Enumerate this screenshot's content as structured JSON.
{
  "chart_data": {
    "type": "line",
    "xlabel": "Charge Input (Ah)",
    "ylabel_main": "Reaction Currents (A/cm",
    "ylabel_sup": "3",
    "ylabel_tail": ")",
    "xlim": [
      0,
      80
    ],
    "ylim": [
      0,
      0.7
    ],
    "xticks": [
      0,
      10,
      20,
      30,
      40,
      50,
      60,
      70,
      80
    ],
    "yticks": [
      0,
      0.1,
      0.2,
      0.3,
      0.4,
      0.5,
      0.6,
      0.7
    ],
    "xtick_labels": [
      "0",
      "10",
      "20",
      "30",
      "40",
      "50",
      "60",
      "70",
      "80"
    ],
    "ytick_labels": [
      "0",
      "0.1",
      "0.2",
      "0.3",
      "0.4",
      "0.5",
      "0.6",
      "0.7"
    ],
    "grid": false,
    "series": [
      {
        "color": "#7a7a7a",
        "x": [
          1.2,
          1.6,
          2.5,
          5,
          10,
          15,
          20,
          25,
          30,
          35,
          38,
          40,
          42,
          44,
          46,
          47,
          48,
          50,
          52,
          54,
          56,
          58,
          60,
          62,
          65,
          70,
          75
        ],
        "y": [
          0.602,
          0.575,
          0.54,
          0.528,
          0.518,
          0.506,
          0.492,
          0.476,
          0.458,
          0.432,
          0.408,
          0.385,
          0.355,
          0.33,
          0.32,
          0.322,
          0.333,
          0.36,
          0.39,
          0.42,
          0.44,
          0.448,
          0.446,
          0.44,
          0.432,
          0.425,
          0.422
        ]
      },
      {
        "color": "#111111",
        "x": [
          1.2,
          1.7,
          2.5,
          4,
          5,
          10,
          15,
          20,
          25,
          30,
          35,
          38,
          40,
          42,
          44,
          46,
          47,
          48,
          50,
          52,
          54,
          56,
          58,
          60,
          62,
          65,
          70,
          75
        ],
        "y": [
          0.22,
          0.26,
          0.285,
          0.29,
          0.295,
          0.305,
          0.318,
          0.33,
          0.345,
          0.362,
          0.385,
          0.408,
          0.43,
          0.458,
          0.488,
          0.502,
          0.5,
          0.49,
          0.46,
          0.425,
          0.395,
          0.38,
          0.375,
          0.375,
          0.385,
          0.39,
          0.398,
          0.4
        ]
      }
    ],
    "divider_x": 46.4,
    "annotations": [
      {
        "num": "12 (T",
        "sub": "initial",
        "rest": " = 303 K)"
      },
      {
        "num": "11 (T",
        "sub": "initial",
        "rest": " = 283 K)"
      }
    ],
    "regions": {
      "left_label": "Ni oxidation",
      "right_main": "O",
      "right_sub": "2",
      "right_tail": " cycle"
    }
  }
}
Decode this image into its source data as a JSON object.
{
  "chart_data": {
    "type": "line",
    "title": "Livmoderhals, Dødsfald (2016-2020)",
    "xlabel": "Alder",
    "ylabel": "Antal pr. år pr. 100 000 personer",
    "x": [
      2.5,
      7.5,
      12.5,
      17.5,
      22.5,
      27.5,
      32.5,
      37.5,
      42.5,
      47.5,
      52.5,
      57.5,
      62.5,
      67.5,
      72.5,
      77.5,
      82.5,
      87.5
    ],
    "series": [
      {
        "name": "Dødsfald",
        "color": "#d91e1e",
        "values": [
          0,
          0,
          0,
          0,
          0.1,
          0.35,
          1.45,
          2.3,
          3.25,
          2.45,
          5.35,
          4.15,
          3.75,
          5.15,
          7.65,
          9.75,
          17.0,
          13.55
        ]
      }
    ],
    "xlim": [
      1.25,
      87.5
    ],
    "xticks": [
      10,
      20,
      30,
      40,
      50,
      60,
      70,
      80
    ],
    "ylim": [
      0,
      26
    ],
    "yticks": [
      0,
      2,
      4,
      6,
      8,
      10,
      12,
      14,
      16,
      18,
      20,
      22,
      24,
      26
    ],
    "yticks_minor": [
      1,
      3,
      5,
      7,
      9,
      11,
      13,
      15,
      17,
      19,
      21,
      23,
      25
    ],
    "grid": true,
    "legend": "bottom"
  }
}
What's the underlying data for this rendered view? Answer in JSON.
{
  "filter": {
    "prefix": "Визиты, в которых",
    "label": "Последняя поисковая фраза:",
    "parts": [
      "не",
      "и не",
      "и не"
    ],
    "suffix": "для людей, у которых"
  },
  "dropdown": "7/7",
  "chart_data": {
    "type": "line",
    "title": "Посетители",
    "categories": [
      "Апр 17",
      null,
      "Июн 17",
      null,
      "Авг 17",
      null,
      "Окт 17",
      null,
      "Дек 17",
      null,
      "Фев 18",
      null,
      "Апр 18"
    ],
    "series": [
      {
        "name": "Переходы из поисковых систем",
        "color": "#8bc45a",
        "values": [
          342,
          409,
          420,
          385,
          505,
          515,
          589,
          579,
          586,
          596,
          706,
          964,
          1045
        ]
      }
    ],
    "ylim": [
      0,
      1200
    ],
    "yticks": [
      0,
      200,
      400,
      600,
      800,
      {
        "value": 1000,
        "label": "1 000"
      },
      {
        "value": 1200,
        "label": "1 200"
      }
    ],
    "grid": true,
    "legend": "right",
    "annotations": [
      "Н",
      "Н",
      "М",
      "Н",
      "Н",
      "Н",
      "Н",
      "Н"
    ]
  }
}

◆ ◆ ◆ ◆ ◆

## EXERCISE OBJECTIVE
Would you copy out each line exactly as written?

## WRITTEN ANSWER
Enumerate this screenshot's content as structured JSON.
{
  "chart_data": {
    "type": "line",
    "xlabel": "Charge Input (Ah)",
    "ylabel_main": "Reaction Currents (A/cm",
    "ylabel_sup": "3",
    "ylabel_tail": ")",
    "xlim": [
      0,
      80
    ],
    "ylim": [
      0,
      0.7
    ],
    "xticks": [
      0,
      10,
      20,
      30,
      40,
      50,
      60,
      70,
      80
    ],
    "yticks": [
      0,
      0.1,
      0.2,
      0.3,
      0.4,
      0.5,
      0.6,
      0.7
    ],
    "xtick_labels": [
      "0",
      "10",
      "20",
      "30",
      "40",
      "50",
      "60",
      "70",
      "80"
    ],
    "ytick_labels": [
      "0",
      "0.1",
      "0.2",
      "0.3",
      "0.4",
      "0.5",
      "0.6",
      "0.7"
    ],
    "grid": false,
    "series": [
      {
        "color": "#7a7a7a",
        "x": [
          1.2,
          1.6,
          2.5,
          5,
          10,
          15,
          20,
          25,
          30,
          35,
          38,
          40,
          42,
          44,
          46,
          47,
          48,
          50,
          52,
          54,
          56,
          58,
          60,
          62,
          65,
          70,
          75
        ],
        "y": [
          0.602,
          0.575,
          0.54,
          0.528,
          0.518,
          0.506,
          0.492,
          0.476,
          0.458,
          0.432,
          0.408,
          0.385,
          0.355,
          0.33,
          0.32,
          0.322,
          0.333,
          0.36,
          0.39,
          0.42,
          0.44,
          0.448,
          0.446,
          0.44,
          0.432,
          0.425,
          0.422
        ]
      },
      {
        "color": "#111111",
        "x": [
          1.2,
          1.7,
          2.5,
          4,
          5,
          10,
          15,
          20,
          25,
          30,
          35,
          38,
          40,
          42,
          44,
          46,
          47,
          48,
          50,
          52,
          54,
          56,
          58,
          60,
          62,
          65,
          70,
          75
        ],
        "y": [
          0.22,
          0.26,
          0.285,
          0.29,
          0.295,
          0.305,
          0.318,
          0.33,
          0.345,
          0.362,
          0.385,
          0.408,
          0.43,
          0.458,
          0.488,
          0.502,
          0.5,
          0.49,
          0.46,
          0.425,
          0.395,
          0.38,
          0.375,
          0.375,
          0.385,
          0.39,
          0.398,
          0.4
        ]
      }
    ],
    "divider_x": 46.4,
    "annotations": [
      {
        "num": "12 (T",
        "sub": "initial",
        "rest": " = 303 K)"
      },
      {
        "num": "11 (T",
        "sub": "initial",
        "rest": " = 283 K)"
      }
    ],
    "regions": {
      "left_label": "Ni oxidation",
      "right_main": "O",
      "right_sub": "2",
      "right_tail": " cycle"
    }
  }
}
Decode this image into its source data as a JSON object.
{
  "chart_data": {
    "type": "line",
    "title": "Livmoderhals, Dødsfald (2016-2020)",
    "xlabel": "Alder",
    "ylabel": "Antal pr. år pr. 100 000 personer",
    "x": [
      2.5,
      7.5,
      12.5,
      17.5,
      22.5,
      27.5,
      32.5,
      37.5,
      42.5,
      47.5,
      52.5,
      57.5,
      62.5,
      67.5,
      72.5,
      77.5,
      82.5,
      87.5
    ],
    "series": [
      {
        "name": "Dødsfald",
        "color": "#d91e1e",
        "values": [
          0,
          0,
          0,
          0,
          0.1,
          0.35,
          1.45,
          2.3,
          3.25,
          2.45,
          5.35,
          4.15,
          3.75,
          5.15,
          7.65,
          9.75,
          17.0,
          13.55
        ]
      }
    ],
    "xlim": [
      1.25,
      87.5
    ],
    "xticks": [
      10,
      20,
      30,
      40,
      50,
      60,
      70,
      80
    ],
    "ylim": [
      0,
      26
    ],
    "yticks": [
      0,
      2,
      4,
      6,
      8,
      10,
      12,
      14,
      16,
      18,
      20,
      22,
      24,
      26
    ],
    "yticks_minor": [
      1,
      3,
      5,
      7,
      9,
      11,
      13,
      15,
      17,
      19,
      21,
      23,
      25
    ],
    "grid": true,
    "legend": "bottom"
  }
}
What's the underlying data for this rendered view? Answer in JSON.
{
  "filter": {
    "prefix": "Визиты, в которых",
    "label": "Последняя поисковая фраза:",
    "parts": [
      "не",
      "и не",
      "и не"
    ],
    "suffix": "для людей, у которых"
  },
  "dropdown": "7/7",
  "chart_data": {
    "type": "line",
    "title": "Посетители",
    "categories": [
      "Апр 17",
      null,
      "Июн 17",
      null,
      "Авг 17",
      null,
      "Окт 17",
      null,
      "Дек 17",
      null,
      "Фев 18",
      null,
      "Апр 18"
    ],
    "series": [
      {
        "name": "Переходы из поисковых систем",
        "color": "#8bc45a",
        "values": [
          342,
          409,
          420,
          385,
          505,
          515,
          589,
          579,
          586,
          596,
          706,
          964,
          1045
        ]
      }
    ],
    "ylim": [
      0,
      1200
    ],
    "yticks": [
      0,
      200,
      400,
      600,
      800,
      {
        "value": 1000,
        "label": "1 000"
      },
      {
        "value": 1200,
        "label": "1 200"
      }
    ],
    "grid": true,
    "legend": "right",
    "annotations": [
      "Н",
      "Н",
      "М",
      "Н",
      "Н",
      "Н",
      "Н",
      "Н"
    ]
  }
}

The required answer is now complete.